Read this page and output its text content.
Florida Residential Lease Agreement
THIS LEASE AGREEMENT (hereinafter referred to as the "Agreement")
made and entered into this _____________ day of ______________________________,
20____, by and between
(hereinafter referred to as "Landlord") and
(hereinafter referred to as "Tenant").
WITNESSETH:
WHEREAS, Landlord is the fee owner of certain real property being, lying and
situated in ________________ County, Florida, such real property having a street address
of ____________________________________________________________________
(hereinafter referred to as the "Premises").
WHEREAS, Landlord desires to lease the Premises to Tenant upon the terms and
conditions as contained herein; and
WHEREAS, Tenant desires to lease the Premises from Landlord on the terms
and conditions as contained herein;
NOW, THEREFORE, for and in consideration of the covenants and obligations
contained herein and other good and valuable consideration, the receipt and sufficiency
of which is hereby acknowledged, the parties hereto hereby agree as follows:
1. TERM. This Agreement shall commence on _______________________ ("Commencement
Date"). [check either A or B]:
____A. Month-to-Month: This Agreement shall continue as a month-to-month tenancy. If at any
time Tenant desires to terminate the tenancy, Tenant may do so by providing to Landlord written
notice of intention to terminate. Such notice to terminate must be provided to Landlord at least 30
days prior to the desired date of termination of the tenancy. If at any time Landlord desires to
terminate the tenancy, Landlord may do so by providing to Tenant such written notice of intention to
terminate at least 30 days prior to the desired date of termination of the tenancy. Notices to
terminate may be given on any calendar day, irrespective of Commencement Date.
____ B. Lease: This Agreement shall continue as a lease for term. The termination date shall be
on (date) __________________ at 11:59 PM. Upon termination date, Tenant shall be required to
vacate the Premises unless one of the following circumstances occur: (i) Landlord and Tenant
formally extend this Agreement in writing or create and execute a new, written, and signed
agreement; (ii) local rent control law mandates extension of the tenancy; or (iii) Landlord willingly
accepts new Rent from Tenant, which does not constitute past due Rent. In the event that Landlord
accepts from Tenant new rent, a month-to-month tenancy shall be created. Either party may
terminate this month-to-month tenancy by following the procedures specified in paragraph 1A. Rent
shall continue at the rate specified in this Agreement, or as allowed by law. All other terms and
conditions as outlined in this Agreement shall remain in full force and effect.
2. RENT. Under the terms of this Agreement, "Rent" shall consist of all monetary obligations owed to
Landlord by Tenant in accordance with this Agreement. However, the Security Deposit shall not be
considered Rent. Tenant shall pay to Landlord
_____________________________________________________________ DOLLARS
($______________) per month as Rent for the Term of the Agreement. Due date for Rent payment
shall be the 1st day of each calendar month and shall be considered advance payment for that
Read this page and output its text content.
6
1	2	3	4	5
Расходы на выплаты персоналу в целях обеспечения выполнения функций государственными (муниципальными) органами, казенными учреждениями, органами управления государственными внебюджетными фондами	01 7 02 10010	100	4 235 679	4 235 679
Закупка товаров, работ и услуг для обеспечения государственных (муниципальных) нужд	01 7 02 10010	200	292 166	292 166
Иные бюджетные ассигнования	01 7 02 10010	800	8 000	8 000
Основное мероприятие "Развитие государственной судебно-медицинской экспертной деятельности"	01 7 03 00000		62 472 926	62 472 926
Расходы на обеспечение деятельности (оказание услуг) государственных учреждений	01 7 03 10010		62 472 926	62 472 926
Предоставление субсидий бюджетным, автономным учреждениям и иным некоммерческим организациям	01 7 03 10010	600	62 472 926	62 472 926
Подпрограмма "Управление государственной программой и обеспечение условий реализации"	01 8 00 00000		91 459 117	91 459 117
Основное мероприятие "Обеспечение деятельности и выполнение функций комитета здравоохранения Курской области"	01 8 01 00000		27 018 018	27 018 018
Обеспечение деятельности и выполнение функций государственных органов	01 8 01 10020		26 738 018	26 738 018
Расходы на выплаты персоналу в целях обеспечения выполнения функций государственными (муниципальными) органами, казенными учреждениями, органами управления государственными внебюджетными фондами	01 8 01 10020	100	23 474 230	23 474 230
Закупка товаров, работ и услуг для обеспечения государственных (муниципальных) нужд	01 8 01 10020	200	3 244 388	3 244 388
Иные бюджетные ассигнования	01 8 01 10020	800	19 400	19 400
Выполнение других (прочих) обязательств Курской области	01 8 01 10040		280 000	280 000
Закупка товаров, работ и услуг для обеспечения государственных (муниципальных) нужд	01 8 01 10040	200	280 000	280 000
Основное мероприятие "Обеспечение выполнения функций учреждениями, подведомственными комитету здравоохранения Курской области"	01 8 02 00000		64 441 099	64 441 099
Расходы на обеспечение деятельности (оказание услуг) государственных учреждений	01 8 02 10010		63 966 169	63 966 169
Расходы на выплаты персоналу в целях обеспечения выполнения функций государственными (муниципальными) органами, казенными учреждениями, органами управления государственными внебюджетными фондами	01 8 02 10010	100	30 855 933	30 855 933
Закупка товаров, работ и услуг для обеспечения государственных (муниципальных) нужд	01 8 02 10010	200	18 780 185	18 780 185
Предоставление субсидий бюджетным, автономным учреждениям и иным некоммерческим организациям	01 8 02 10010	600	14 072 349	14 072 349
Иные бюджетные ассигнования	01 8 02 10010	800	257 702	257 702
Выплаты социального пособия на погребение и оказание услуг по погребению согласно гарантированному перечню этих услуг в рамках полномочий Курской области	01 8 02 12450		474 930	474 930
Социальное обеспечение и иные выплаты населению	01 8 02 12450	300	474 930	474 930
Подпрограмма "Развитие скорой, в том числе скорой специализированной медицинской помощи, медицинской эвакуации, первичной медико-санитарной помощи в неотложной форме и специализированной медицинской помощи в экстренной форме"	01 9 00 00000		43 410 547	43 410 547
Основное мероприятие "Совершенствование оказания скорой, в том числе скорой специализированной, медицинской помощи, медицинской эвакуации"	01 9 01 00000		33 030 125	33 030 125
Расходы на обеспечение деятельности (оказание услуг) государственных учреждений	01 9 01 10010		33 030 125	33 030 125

TASK DESCRIPTION
Write every entry out again exactly.

OUTPUT OF THE TASK
Read this page and output its text content.
Florida Residential Lease Agreement
THIS LEASE AGREEMENT (hereinafter referred to as the "Agreement")
made and entered into this _____________ day of ______________________________,
20____, by and between
(hereinafter referred to as "Landlord") and
(hereinafter referred to as "Tenant").
WITNESSETH:
WHEREAS, Landlord is the fee owner of certain real property being, lying and
situated in ________________ County, Florida, such real property having a street address
of ____________________________________________________________________
(hereinafter referred to as the "Premises").
WHEREAS, Landlord desires to lease the Premises to Tenant upon the terms and
conditions as contained herein; and
WHEREAS, Tenant desires to lease the Premises from Landlord on the terms
and conditions as contained herein;
NOW, THEREFORE, for and in consideration of the covenants and obligations
contained herein and other good and valuable consideration, the receipt and sufficiency
of which is hereby acknowledged, the parties hereto hereby agree as follows:
1. TERM. This Agreement shall commence on _______________________ ("Commencement
Date"). [check either A or B]:
____A. Month-to-Month: This Agreement shall continue as a month-to-month tenancy. If at any
time Tenant desires to terminate the tenancy, Tenant may do so by providing to Landlord written
notice of intention to terminate. Such notice to terminate must be provided to Landlord at least 30
days prior to the desired date of termination of the tenancy. If at any time Landlord desires to
terminate the tenancy, Landlord may do so by providing to Tenant such written notice of intention to
terminate at least 30 days prior to the desired date of termination of the tenancy. Notices to
terminate may be given on any calendar day, irrespective of Commencement Date.
____ B. Lease: This Agreement shall continue as a lease for term. The termination date shall be
on (date) __________________ at 11:59 PM. Upon termination date, Tenant shall be required to
vacate the Premises unless one of the following circumstances occur: (i) Landlord and Tenant
formally extend this Agreement in writing or create and execute a new, written, and signed
agreement; (ii) local rent control law mandates extension of the tenancy; or (iii) Landlord willingly
accepts new Rent from Tenant, which does not constitute past due Rent. In the event that Landlord
accepts from Tenant new rent, a month-to-month tenancy shall be created. Either party may
terminate this month-to-month tenancy by following the procedures specified in paragraph 1A. Rent
shall continue at the rate specified in this Agreement, or as allowed by law. All other terms and
conditions as outlined in this Agreement shall remain in full force and effect.
2. RENT. Under the terms of this Agreement, "Rent" shall consist of all monetary obligations owed to
Landlord by Tenant in accordance with this Agreement. However, the Security Deposit shall not be
considered Rent. Tenant shall pay to Landlord
_____________________________________________________________ DOLLARS
($______________) per month as Rent for the Term of the Agreement. Due date for Rent payment
shall be the 1st day of each calendar month and shall be considered advance payment for that
Read this page and output its text content.
6
1	2	3	4	5
Расходы на выплаты персоналу в целях обеспечения выполнения функций государственными (муниципальными) органами, казенными учреждениями, органами управления государственными внебюджетными фондами	01 7 02 10010	100	4 235 679	4 235 679
Закупка товаров, работ и услуг для обеспечения государственных (муниципальных) нужд	01 7 02 10010	200	292 166	292 166
Иные бюджетные ассигнования	01 7 02 10010	800	8 000	8 000
Основное мероприятие "Развитие государственной судебно-медицинской экспертной деятельности"	01 7 03 00000		62 472 926	62 472 926
Расходы на обеспечение деятельности (оказание услуг) государственных учреждений	01 7 03 10010		62 472 926	62 472 926
Предоставление субсидий бюджетным, автономным учреждениям и иным некоммерческим организациям	01 7 03 10010	600	62 472 926	62 472 926
Подпрограмма "Управление государственной программой и обеспечение условий реализации"	01 8 00 00000		91 459 117	91 459 117
Основное мероприятие "Обеспечение деятельности и выполнение функций комитета здравоохранения Курской области"	01 8 01 00000		27 018 018	27 018 018
Обеспечение деятельности и выполнение функций государственных органов	01 8 01 10020		26 738 018	26 738 018
Расходы на выплаты персоналу в целях обеспечения выполнения функций государственными (муниципальными) органами, казенными учреждениями, органами управления государственными внебюджетными фондами	01 8 01 10020	100	23 474 230	23 474 230
Закупка товаров, работ и услуг для обеспечения государственных (муниципальных) нужд	01 8 01 10020	200	3 244 388	3 244 388
Иные бюджетные ассигнования	01 8 01 10020	800	19 400	19 400
Выполнение других (прочих) обязательств Курской области	01 8 01 10040		280 000	280 000
Закупка товаров, работ и услуг для обеспечения государственных (муниципальных) нужд	01 8 01 10040	200	280 000	280 000
Основное мероприятие "Обеспечение выполнения функций учреждениями, подведомственными комитету здравоохранения Курской области"	01 8 02 00000		64 441 099	64 441 099
Расходы на обеспечение деятельности (оказание услуг) государственных учреждений	01 8 02 10010		63 966 169	63 966 169
Расходы на выплаты персоналу в целях обеспечения выполнения функций государственными (муниципальными) органами, казенными учреждениями, органами управления государственными внебюджетными фондами	01 8 02 10010	100	30 855 933	30 855 933
Закупка товаров, работ и услуг для обеспечения государственных (муниципальных) нужд	01 8 02 10010	200	18 780 185	18 780 185
Предоставление субсидий бюджетным, автономным учреждениям и иным некоммерческим организациям	01 8 02 10010	600	14 072 349	14 072 349
Иные бюджетные ассигнования	01 8 02 10010	800	257 702	257 702
Выплаты социального пособия на погребение и оказание услуг по погребению согласно гарантированному перечню этих услуг в рамках полномочий Курской области	01 8 02 12450		474 930	474 930
Социальное обеспечение и иные выплаты населению	01 8 02 12450	300	474 930	474 930
Подпрограмма "Развитие скорой, в том числе скорой специализированной медицинской помощи, медицинской эвакуации, первичной медико-санитарной помощи в неотложной форме и специализированной медицинской помощи в экстренной форме"	01 9 00 00000		43 410 547	43 410 547
Основное мероприятие "Совершенствование оказания скорой, в том числе скорой специализированной, медицинской помощи, медицинской эвакуации"	01 9 01 00000		33 030 125	33 030 125
Расходы на обеспечение деятельности (оказание услуг) государственных учреждений	01 9 01 10010		33 030 125	33 030 125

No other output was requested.